** BEGIN Exercise material **

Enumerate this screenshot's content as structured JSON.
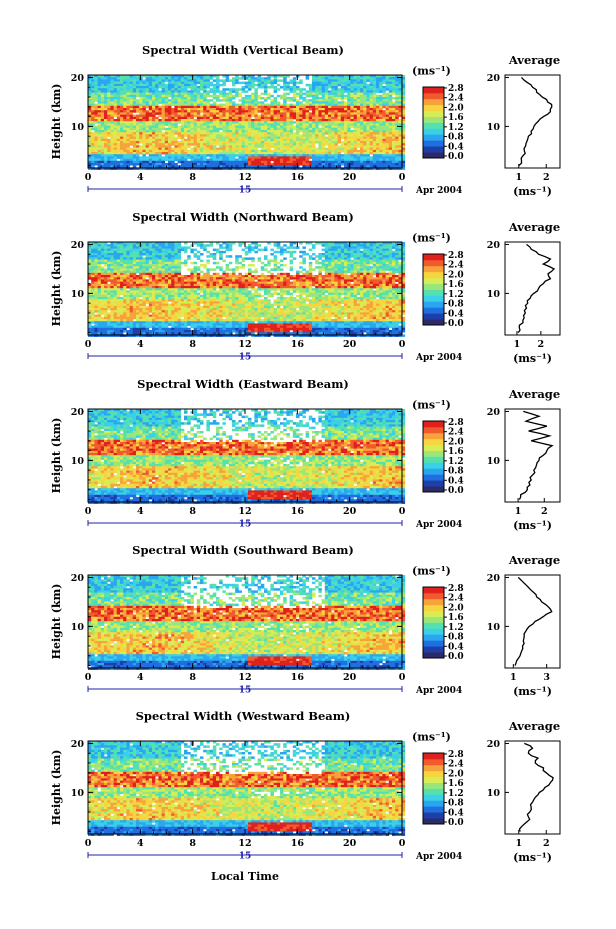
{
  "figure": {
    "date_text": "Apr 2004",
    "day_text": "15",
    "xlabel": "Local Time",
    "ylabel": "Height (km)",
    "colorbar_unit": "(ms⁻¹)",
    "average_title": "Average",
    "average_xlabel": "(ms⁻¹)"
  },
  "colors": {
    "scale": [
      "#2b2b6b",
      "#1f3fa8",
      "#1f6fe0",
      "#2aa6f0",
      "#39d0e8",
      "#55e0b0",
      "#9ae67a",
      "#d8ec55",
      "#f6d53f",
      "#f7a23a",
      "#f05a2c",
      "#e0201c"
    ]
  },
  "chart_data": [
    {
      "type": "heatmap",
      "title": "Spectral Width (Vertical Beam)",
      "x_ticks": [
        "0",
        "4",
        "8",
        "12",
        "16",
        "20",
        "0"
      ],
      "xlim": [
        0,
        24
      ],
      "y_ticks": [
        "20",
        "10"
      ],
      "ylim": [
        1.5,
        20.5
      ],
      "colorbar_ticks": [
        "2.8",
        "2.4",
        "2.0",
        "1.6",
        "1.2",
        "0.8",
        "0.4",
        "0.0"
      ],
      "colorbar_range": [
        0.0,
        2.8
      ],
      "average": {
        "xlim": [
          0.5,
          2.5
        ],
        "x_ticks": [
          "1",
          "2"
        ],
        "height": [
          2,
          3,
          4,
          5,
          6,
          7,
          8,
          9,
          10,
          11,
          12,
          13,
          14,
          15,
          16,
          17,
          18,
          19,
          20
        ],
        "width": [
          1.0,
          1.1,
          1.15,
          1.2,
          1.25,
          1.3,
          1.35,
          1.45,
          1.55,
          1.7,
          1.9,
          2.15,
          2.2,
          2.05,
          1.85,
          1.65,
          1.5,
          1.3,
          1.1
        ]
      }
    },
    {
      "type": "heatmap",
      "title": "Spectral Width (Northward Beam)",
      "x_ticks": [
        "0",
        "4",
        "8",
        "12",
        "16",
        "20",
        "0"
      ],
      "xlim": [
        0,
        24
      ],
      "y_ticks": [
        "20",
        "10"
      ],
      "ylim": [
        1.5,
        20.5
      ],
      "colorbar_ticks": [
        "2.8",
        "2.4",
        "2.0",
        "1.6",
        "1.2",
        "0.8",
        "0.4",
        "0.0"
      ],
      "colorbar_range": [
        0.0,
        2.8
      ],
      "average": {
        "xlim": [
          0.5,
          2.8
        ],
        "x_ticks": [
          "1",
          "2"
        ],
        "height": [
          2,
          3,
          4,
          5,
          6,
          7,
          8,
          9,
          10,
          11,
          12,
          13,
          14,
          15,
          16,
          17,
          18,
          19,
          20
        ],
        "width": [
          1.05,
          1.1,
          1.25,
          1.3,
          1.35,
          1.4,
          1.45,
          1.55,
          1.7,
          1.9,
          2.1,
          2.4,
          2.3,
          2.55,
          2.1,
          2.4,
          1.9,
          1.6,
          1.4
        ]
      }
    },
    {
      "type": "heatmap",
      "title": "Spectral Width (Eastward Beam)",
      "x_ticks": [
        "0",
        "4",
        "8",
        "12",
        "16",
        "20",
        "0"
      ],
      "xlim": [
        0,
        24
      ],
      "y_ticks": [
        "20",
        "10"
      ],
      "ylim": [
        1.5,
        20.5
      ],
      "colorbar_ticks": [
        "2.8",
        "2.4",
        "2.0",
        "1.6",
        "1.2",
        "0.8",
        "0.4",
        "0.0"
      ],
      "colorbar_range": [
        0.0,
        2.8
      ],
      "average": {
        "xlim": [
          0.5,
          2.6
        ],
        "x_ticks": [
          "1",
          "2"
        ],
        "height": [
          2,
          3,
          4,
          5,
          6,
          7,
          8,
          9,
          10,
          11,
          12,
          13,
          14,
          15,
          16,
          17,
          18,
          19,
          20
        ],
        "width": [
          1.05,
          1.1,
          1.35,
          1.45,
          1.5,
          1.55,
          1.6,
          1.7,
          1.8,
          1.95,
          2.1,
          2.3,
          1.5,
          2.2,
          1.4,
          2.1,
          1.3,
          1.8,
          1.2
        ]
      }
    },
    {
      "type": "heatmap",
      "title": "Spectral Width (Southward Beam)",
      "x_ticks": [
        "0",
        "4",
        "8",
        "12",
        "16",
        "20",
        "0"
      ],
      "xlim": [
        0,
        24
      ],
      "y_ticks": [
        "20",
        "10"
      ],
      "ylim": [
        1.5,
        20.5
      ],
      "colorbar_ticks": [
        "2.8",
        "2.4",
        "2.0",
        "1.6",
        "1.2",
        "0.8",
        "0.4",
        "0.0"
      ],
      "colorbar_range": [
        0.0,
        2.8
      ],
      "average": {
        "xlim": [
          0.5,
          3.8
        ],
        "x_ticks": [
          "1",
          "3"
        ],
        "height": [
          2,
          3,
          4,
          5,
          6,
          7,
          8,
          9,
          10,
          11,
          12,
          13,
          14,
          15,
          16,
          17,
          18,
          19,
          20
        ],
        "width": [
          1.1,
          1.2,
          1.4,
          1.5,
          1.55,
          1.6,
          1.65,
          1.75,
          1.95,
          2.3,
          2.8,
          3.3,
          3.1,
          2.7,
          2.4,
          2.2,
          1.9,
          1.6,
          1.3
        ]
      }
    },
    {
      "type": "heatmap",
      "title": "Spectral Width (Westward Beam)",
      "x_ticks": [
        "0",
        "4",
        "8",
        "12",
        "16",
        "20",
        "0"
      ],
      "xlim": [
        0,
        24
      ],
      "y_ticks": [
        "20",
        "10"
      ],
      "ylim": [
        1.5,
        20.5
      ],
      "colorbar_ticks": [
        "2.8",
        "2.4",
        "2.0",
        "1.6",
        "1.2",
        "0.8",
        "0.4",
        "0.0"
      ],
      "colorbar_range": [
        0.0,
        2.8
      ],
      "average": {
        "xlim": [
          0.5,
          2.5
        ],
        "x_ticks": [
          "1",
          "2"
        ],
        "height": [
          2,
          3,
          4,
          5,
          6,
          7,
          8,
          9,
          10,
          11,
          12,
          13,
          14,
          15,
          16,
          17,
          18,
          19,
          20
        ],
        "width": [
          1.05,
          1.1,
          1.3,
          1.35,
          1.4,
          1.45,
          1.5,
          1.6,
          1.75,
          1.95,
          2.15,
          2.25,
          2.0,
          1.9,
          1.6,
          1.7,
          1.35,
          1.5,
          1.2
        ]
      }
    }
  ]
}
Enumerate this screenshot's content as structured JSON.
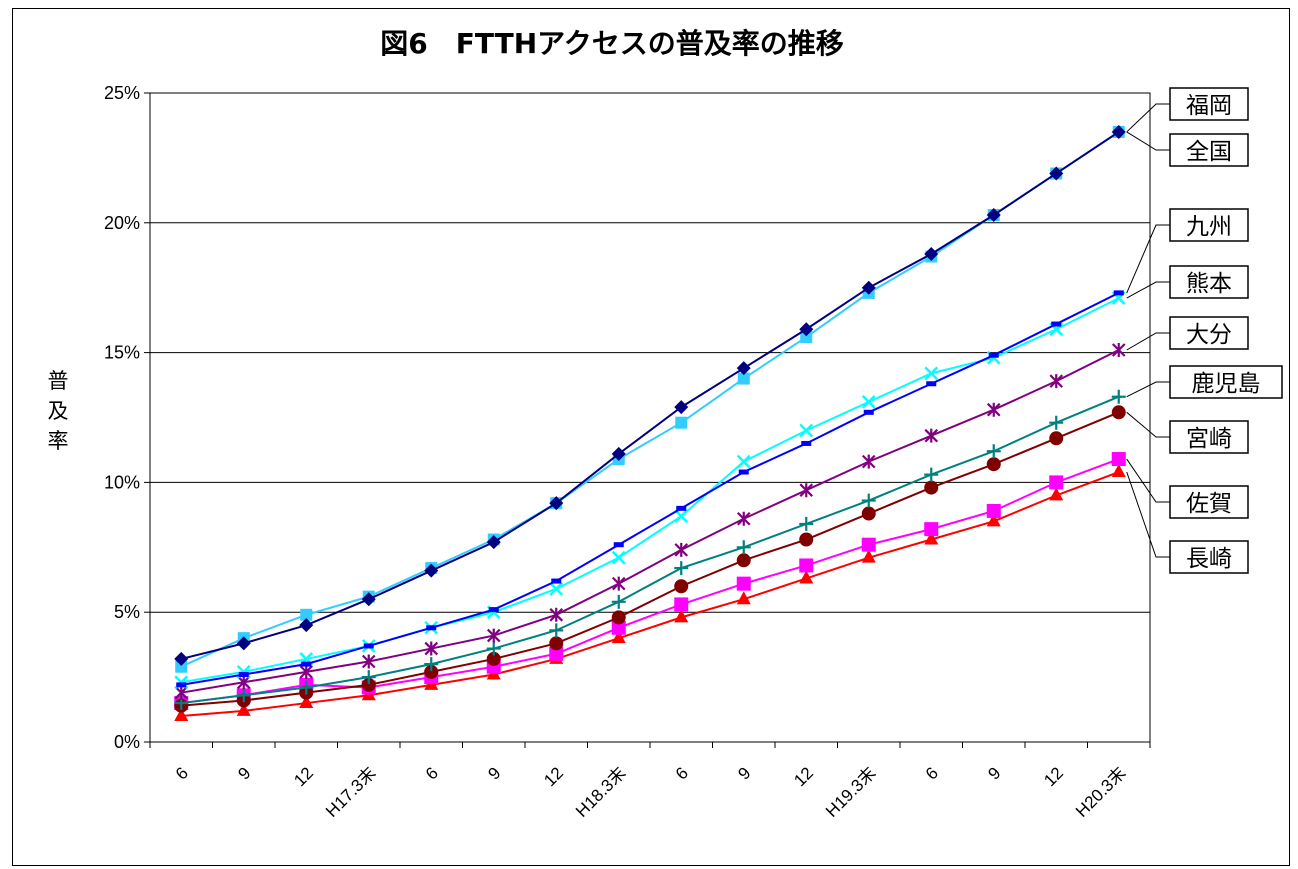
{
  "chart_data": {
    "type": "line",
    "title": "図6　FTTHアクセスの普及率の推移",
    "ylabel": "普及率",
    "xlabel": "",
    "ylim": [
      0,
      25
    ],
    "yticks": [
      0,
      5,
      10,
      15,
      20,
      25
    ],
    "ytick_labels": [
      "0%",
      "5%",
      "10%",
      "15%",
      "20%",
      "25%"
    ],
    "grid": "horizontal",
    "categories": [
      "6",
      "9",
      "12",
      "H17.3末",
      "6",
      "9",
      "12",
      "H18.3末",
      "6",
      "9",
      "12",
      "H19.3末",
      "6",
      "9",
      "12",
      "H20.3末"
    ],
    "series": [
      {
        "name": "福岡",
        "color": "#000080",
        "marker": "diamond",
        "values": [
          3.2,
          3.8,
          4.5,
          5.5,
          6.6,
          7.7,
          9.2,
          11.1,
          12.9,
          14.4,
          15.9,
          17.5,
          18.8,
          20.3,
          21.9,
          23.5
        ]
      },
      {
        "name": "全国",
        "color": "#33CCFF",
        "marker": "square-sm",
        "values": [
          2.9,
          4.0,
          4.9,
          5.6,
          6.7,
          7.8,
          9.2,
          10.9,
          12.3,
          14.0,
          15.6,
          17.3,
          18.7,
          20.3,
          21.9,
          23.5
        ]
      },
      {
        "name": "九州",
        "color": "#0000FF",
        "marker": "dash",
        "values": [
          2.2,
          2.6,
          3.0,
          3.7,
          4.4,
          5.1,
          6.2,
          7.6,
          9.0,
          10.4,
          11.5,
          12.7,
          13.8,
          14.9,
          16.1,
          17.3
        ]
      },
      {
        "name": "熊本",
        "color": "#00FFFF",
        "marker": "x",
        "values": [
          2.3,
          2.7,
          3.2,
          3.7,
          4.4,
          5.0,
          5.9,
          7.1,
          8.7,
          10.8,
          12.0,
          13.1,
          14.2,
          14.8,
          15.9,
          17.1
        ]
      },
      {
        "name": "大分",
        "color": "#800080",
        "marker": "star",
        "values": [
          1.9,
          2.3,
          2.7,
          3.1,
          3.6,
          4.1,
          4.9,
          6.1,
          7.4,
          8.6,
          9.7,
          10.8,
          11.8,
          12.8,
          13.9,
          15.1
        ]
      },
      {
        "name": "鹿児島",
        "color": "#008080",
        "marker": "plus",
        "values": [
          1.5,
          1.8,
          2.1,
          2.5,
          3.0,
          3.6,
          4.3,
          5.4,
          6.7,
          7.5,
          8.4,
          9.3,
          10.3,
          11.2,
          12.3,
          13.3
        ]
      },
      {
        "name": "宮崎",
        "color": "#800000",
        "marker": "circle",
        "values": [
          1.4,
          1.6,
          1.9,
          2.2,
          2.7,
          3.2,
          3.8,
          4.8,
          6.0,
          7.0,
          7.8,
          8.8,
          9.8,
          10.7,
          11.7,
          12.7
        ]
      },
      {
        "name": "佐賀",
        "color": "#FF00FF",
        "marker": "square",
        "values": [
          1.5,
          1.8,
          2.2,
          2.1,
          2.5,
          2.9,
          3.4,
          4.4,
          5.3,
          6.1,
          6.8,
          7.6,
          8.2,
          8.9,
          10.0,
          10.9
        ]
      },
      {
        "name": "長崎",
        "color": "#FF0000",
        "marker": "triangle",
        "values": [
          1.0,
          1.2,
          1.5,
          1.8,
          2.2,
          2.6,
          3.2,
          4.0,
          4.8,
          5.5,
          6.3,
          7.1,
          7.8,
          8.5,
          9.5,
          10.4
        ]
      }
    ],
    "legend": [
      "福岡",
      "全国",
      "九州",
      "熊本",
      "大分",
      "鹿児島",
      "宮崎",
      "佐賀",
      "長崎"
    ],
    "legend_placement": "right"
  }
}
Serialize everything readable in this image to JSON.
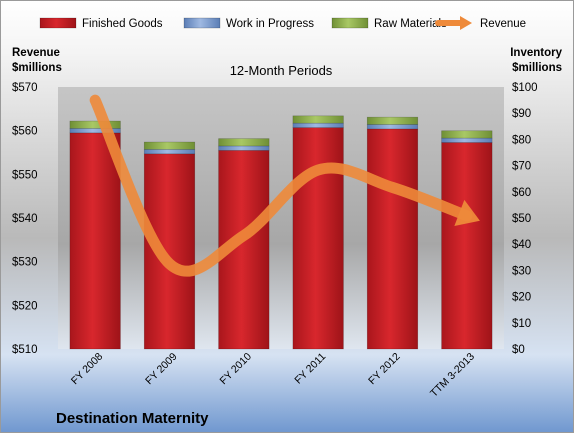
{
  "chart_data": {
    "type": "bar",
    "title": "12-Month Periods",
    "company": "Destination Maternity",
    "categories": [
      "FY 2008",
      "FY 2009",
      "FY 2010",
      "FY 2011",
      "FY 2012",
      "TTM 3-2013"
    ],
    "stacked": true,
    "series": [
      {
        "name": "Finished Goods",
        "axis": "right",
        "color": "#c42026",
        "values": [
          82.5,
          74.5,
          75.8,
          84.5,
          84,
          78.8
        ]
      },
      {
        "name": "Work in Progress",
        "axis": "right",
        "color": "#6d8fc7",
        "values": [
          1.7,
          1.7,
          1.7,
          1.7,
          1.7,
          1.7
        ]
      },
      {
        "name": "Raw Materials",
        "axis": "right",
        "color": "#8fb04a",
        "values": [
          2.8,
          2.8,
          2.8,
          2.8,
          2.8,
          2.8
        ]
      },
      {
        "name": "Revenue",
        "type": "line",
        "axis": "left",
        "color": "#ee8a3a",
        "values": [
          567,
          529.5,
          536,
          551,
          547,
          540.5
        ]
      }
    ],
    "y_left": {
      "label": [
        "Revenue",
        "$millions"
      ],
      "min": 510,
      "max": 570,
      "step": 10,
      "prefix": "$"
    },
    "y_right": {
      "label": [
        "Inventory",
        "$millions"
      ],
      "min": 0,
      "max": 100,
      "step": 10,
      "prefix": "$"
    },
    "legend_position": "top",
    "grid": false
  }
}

** END Exercise material **

Examine the records and pull out every line where the string "Beam" occurs.

Solution for this problem:
      "title": "Spectral Width (Vertical Beam)",
      "title": "Spectral Width (Northward Beam)",
      "title": "Spectral Width (Eastward Beam)",
      "title": "Spectral Width (Southward Beam)",
      "title": "Spectral Width (Westward Beam)",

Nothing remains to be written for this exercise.